给定任务 A:
请把记录中从第一行起、直到含有“watermark-text: 大数据羊说 (904, 661, 1004, 688)”的那一行为止的各行原样抄写出来，首尾两行都要包括。

所给节选:
• • • • • • •

POJ 3268 Silver Cow Party (双图往返dijkstra)
Silver Cow Party
| Time Limit: 2000MS | Memory Limit: 65536K | |
| Total Submissions: 17024 | Accepted: 7769 |
Description
One cow from each of N farms (1 ≤ N ≤ 1000) conveniently numbered 1..N is going to attend the big cow party to be held at farm #X (1 ≤ X ≤ N). A total of M (1 ≤ M ≤ 100,000) unidirectional (one-way roads connects pairs of farms; road i requires Ti (1 ≤ Ti ≤ 100) units of time to traverse.
Each cow must walk to the party and, when the party is over, return to her farm. Each cow is lazy and thus picks an optimal route with the shortest time. A cow's return route might be different from her original route to the party since roads are one-way.
Of all the cows, what is the longest amount of time a cow must spend walking to the party and back?

• • • • • • •

任务数据:
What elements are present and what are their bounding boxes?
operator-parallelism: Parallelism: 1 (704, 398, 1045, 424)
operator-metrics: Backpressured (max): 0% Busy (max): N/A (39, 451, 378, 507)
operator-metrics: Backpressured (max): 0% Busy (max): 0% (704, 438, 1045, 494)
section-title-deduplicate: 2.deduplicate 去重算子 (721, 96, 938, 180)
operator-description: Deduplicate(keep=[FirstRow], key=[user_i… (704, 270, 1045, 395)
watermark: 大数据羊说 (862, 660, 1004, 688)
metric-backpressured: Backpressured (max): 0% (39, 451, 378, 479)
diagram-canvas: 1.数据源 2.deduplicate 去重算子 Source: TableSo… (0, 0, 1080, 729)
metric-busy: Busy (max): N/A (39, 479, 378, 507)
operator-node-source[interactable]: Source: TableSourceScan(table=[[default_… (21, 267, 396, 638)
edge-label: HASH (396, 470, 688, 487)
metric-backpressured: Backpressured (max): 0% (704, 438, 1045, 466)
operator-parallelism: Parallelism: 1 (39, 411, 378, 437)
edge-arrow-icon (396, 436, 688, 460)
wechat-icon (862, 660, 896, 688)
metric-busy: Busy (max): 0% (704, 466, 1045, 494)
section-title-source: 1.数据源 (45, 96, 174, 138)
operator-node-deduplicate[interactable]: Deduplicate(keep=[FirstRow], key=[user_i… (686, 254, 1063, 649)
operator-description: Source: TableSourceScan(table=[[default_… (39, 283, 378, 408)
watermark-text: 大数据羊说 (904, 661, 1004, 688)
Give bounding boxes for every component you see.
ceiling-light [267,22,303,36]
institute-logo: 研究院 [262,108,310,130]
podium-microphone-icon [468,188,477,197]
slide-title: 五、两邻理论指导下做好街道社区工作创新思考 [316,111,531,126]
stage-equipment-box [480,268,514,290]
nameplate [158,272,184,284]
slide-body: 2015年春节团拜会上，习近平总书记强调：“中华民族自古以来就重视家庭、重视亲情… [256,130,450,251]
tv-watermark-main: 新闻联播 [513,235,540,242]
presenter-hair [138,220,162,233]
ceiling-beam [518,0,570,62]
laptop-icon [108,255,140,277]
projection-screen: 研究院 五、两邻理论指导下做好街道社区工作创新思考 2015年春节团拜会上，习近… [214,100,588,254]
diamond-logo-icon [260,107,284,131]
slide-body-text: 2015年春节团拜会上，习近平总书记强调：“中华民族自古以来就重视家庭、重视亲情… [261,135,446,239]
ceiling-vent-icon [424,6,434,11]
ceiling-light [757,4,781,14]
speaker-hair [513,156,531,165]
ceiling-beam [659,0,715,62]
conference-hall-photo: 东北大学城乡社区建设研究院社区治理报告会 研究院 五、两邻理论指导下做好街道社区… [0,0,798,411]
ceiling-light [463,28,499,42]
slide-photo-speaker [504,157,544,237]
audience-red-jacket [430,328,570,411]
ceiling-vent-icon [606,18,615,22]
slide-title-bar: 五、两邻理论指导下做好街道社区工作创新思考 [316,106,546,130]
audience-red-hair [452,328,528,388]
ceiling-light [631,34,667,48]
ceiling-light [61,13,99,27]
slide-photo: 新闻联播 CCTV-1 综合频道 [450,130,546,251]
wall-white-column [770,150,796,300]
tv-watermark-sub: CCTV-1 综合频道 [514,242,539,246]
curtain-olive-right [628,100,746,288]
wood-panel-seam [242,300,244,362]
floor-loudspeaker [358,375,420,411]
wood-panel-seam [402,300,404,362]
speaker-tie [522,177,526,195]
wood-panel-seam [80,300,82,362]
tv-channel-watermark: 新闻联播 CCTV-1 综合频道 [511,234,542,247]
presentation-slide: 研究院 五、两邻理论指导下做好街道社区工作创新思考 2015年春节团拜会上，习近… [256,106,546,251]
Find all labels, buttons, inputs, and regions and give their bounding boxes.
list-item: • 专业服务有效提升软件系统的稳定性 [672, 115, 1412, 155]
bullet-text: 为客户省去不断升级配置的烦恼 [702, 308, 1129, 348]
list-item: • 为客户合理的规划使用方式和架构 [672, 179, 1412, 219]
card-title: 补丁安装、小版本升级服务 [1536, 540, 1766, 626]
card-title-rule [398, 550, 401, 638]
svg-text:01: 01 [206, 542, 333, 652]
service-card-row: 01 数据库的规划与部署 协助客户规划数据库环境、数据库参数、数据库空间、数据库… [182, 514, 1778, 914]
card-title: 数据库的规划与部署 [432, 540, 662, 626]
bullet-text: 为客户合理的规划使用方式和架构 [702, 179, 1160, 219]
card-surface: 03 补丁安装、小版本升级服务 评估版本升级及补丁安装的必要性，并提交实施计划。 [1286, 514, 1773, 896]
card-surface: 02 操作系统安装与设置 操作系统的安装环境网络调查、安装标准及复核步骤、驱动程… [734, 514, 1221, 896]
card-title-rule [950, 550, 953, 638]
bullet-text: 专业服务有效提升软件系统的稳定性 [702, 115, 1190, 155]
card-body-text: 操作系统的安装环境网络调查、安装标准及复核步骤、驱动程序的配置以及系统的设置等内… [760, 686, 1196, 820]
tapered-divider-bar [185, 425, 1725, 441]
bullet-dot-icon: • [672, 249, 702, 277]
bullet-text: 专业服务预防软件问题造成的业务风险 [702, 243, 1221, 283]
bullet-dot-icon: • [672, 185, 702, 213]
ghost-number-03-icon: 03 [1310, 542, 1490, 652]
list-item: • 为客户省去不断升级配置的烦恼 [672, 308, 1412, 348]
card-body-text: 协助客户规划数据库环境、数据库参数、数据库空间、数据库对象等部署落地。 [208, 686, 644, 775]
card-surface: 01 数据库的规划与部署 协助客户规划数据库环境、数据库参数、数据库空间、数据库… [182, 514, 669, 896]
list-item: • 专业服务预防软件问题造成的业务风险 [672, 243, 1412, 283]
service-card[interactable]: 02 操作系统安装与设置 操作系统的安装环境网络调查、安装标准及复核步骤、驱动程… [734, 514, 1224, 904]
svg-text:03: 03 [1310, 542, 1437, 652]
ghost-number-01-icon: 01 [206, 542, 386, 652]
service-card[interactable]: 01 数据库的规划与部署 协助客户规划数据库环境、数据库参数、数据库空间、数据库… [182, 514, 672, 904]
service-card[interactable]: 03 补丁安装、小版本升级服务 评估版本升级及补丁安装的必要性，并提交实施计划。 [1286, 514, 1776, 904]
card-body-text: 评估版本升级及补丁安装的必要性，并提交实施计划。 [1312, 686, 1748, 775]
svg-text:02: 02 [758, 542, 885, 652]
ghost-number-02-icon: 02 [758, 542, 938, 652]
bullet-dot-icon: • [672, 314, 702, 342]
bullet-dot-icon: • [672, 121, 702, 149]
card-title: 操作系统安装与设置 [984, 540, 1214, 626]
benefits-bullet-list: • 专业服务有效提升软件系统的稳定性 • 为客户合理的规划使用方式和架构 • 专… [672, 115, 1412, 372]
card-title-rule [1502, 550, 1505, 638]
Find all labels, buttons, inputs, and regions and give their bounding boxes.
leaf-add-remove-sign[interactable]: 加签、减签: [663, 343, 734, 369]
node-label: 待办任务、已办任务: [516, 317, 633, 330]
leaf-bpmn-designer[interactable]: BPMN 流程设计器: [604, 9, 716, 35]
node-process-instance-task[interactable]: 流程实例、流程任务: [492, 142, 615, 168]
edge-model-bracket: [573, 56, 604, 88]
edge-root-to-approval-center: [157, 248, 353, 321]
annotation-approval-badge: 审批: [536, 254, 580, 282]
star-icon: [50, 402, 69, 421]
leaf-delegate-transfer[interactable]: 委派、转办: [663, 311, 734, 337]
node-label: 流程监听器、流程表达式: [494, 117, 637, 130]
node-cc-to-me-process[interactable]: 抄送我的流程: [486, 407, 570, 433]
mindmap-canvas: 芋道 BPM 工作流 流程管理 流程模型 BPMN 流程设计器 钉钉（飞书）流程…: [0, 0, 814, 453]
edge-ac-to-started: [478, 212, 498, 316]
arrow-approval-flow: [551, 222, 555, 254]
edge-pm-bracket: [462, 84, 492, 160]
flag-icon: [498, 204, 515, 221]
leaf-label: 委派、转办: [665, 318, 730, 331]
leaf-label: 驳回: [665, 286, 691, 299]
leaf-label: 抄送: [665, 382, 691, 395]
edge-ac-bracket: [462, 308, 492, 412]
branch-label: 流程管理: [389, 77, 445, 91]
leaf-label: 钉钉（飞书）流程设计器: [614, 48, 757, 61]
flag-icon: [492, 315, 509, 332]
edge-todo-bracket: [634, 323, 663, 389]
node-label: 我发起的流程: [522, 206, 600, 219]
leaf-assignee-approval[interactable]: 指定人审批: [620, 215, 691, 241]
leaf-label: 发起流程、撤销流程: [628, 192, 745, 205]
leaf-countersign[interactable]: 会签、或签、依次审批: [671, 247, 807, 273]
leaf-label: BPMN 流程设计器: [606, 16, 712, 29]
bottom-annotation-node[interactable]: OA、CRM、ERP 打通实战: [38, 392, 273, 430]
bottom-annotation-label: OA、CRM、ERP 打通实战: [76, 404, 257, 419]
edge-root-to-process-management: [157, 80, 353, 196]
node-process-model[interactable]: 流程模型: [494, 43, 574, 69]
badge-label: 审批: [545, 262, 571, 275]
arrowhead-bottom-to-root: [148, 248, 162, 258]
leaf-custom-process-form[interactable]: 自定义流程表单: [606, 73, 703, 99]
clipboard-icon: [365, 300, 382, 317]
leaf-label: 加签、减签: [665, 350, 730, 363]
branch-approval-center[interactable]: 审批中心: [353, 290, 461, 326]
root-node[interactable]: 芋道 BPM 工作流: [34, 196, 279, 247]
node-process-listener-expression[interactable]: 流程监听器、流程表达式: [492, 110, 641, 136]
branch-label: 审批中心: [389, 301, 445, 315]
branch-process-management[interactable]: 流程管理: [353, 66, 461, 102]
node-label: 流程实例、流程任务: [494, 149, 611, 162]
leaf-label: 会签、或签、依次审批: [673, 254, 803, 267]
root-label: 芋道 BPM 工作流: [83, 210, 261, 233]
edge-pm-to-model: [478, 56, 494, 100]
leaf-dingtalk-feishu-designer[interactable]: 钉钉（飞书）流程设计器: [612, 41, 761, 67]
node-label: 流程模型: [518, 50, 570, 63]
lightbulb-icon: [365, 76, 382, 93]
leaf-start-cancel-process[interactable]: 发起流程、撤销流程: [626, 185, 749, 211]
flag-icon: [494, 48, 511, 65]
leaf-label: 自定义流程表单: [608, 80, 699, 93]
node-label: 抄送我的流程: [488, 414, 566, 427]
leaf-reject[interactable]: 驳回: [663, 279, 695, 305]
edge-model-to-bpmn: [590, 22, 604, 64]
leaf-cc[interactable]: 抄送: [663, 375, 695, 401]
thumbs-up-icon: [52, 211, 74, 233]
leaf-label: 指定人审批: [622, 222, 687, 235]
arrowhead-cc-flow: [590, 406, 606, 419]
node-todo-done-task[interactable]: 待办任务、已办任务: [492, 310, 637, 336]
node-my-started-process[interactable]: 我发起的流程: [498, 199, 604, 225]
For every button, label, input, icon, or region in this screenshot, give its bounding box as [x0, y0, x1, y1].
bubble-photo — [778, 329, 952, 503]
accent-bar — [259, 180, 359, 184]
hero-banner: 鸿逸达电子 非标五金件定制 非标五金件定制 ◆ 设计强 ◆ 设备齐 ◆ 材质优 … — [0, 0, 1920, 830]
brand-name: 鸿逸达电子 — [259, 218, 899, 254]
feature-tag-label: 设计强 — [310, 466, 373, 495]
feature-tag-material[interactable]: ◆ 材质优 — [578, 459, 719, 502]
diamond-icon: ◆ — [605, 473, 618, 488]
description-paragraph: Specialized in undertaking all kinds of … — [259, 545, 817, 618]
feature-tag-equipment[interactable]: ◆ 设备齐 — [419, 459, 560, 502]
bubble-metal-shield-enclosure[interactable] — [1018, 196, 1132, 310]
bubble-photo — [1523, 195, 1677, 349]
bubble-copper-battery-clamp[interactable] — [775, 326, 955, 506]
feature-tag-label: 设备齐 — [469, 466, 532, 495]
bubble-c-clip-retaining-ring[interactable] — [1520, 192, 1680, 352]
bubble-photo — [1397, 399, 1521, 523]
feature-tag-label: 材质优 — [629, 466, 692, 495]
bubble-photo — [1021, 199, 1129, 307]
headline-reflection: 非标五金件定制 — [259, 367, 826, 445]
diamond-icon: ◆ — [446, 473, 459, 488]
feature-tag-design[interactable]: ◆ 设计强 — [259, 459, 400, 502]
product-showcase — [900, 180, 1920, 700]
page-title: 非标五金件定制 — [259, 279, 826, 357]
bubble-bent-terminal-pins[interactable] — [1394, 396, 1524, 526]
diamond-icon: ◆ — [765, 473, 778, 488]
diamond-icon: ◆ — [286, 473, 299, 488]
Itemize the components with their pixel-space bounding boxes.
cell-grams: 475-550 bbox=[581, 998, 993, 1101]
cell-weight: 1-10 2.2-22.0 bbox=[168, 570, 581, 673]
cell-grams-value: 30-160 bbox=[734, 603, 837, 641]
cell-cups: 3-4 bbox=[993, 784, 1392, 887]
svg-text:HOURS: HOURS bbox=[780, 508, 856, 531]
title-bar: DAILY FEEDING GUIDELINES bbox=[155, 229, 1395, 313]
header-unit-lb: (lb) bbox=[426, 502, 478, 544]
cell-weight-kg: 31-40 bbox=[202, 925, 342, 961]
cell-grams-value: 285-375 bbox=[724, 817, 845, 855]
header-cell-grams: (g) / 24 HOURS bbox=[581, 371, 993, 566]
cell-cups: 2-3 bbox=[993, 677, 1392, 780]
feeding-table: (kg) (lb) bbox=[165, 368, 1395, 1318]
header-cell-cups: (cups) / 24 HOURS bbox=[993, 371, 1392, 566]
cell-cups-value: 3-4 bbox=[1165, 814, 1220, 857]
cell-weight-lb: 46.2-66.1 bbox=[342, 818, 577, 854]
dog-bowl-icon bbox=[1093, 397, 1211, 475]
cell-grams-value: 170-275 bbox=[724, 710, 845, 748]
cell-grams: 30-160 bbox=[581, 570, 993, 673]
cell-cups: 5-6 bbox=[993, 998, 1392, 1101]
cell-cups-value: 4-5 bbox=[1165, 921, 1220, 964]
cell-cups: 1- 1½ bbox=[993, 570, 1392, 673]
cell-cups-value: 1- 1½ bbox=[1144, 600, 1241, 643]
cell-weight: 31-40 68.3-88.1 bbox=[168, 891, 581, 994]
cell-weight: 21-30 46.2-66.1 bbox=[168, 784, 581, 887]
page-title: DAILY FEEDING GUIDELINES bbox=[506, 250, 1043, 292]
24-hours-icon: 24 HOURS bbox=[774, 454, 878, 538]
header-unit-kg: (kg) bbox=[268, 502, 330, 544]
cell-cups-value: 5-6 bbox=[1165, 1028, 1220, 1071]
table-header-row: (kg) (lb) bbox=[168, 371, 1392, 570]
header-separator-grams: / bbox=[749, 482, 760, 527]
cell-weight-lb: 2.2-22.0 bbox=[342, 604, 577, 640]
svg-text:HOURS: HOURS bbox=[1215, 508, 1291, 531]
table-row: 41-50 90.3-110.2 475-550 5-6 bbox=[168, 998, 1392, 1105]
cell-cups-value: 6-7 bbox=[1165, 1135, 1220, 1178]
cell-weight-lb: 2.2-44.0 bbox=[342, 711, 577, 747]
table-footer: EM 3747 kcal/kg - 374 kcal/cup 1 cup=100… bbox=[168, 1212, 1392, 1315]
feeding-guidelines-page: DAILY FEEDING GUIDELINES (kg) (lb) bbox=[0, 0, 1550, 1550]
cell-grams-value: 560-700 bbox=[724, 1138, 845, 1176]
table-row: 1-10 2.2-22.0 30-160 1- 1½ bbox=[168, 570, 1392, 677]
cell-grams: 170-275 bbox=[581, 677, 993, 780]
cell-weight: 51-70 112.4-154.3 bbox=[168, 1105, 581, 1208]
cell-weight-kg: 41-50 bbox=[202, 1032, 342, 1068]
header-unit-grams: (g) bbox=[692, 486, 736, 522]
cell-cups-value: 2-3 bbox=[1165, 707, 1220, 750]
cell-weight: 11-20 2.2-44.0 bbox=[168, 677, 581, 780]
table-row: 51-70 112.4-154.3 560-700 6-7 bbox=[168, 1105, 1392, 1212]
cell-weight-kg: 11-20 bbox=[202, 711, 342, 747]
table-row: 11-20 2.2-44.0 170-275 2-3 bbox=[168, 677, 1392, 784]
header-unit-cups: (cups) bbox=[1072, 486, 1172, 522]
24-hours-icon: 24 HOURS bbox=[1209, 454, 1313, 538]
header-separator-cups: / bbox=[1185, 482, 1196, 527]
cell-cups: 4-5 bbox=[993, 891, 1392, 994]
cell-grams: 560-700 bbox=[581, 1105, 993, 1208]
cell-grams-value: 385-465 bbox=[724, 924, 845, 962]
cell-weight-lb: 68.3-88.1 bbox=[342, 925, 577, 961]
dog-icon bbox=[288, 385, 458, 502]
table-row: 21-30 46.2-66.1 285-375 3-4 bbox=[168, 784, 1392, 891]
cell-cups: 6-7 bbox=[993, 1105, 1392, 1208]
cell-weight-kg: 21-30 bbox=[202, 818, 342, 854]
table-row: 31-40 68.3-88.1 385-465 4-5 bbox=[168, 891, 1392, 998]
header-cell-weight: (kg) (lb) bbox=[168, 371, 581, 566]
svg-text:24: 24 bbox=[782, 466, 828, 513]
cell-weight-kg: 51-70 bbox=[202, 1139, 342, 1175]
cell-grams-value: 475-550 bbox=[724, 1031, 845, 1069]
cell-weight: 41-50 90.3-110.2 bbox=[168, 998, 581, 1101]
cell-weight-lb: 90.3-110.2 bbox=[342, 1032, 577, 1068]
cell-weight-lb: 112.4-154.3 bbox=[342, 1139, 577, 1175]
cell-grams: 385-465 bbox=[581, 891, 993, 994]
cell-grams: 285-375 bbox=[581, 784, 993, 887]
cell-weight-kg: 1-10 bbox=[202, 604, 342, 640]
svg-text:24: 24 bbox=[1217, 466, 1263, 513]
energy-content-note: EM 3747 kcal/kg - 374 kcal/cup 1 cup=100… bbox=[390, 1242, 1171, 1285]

• • • • • • •

给定任务 B:
根据关于 Silver Cow Party 的节选回答：
(i) 农场数量 N 的取值范围是多少？
(ii) 每条道路的通行时间 Ti 的取值范围是多少？
(iii) 奶牛返回时的路线为什么可能与去聚会时的路线不同？

参考答案 A:
What elements are present and what are their bounding boxes?
operator-parallelism: Parallelism: 1 (704, 398, 1045, 424)
operator-metrics: Backpressured (max): 0% Busy (max): N/A (39, 451, 378, 507)
operator-metrics: Backpressured (max): 0% Busy (max): 0% (704, 438, 1045, 494)
section-title-deduplicate: 2.deduplicate 去重算子 (721, 96, 938, 180)
operator-description: Deduplicate(keep=[FirstRow], key=[user_i… (704, 270, 1045, 395)
watermark: 大数据羊说 (862, 660, 1004, 688)
metric-backpressured: Backpressured (max): 0% (39, 451, 378, 479)
diagram-canvas: 1.数据源 2.deduplicate 去重算子 Source: TableSo… (0, 0, 1080, 729)
metric-busy: Busy (max): N/A (39, 479, 378, 507)
operator-node-source[interactable]: Source: TableSourceScan(table=[[default_… (21, 267, 396, 638)
edge-label: HASH (396, 470, 688, 487)
metric-backpressured: Backpressured (max): 0% (704, 438, 1045, 466)
operator-parallelism: Parallelism: 1 (39, 411, 378, 437)
edge-arrow-icon (396, 436, 688, 460)
wechat-icon (862, 660, 896, 688)
metric-busy: Busy (max): 0% (704, 466, 1045, 494)
section-title-source: 1.数据源 (45, 96, 174, 138)
operator-node-deduplicate[interactable]: Deduplicate(keep=[FirstRow], key=[user_i… (686, 254, 1063, 649)
operator-description: Source: TableSourceScan(table=[[default_… (39, 283, 378, 408)
watermark-text: 大数据羊说 (904, 661, 1004, 688)

参考答案 B:
(i) 1 ≤ N ≤ 1000。
(ii) 1 ≤ Ti ≤ 100。
(iii) 因为道路都是单向的。